### The task
Using the listing beneath this task, count the lines with the word "most" and write only the result.

### Entries provided
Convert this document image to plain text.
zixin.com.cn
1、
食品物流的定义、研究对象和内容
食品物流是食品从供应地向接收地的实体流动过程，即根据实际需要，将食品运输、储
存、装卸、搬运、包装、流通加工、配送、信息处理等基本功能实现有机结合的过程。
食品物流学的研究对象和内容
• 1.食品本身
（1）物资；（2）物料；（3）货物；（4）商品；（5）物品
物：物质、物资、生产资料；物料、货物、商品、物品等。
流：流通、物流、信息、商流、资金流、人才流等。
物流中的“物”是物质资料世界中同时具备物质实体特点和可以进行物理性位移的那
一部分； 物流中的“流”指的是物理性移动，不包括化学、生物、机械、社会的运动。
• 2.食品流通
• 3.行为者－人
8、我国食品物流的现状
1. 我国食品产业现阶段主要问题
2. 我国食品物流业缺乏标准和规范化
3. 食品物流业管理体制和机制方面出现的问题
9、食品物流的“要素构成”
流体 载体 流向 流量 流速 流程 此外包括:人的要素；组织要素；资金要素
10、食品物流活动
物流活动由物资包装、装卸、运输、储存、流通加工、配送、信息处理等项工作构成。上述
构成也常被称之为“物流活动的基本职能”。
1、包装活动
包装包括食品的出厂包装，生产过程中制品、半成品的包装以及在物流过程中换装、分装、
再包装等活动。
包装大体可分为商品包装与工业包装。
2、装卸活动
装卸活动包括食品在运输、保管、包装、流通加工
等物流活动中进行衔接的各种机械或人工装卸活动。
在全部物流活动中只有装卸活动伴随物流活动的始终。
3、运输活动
==
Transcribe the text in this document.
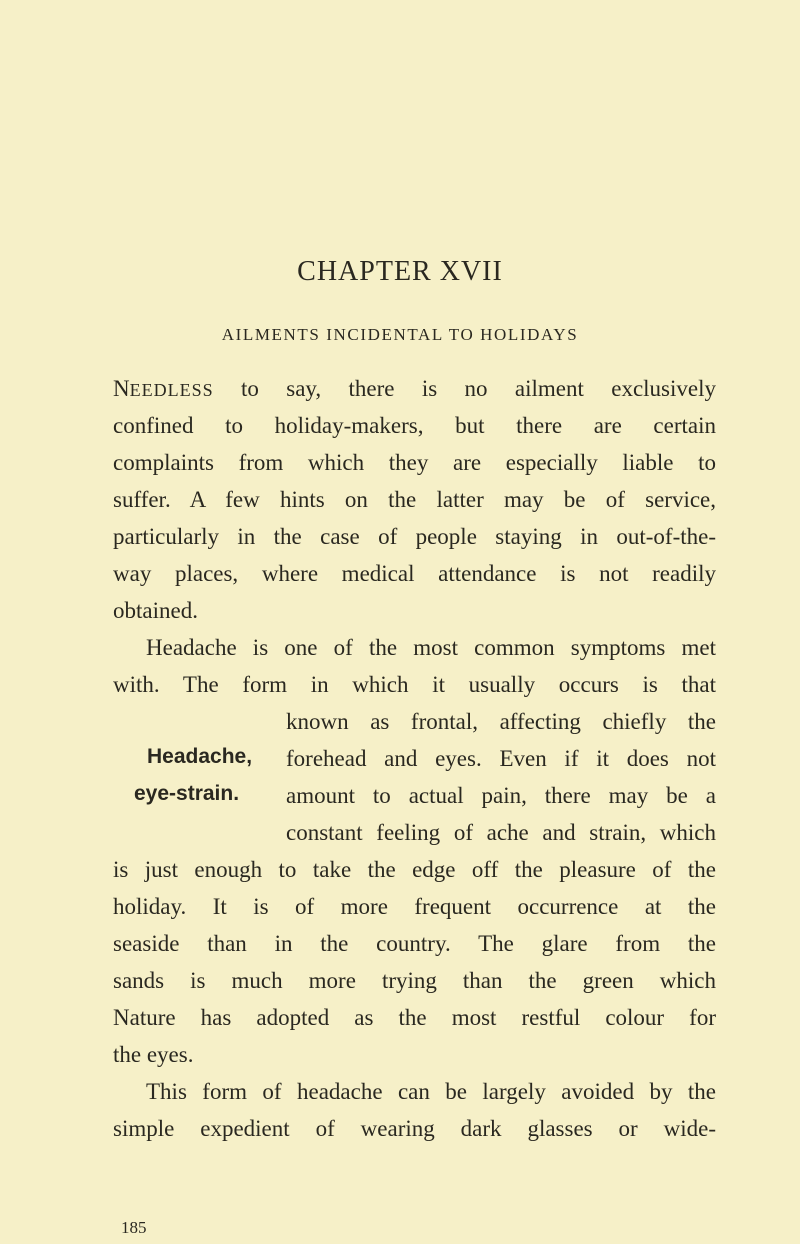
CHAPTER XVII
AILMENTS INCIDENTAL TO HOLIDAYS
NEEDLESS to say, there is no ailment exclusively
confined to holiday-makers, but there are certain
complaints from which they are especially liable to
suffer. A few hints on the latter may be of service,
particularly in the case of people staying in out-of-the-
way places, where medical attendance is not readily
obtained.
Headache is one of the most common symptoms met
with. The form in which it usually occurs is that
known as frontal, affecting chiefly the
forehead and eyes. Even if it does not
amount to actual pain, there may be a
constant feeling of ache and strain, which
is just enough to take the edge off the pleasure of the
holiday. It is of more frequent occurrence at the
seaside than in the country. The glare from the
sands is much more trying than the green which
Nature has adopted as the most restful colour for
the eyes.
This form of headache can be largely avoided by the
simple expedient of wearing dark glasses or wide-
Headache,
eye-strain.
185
* * *
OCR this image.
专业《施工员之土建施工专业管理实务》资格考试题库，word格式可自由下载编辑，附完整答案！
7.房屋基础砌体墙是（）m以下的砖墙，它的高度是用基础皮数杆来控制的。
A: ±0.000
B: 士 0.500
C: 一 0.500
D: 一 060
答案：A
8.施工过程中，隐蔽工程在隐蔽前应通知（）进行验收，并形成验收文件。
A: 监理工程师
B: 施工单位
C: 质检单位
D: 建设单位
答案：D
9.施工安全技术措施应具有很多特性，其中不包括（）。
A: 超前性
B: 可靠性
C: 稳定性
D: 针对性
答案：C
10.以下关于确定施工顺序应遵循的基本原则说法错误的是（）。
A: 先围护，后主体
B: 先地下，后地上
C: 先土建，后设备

### The solution
2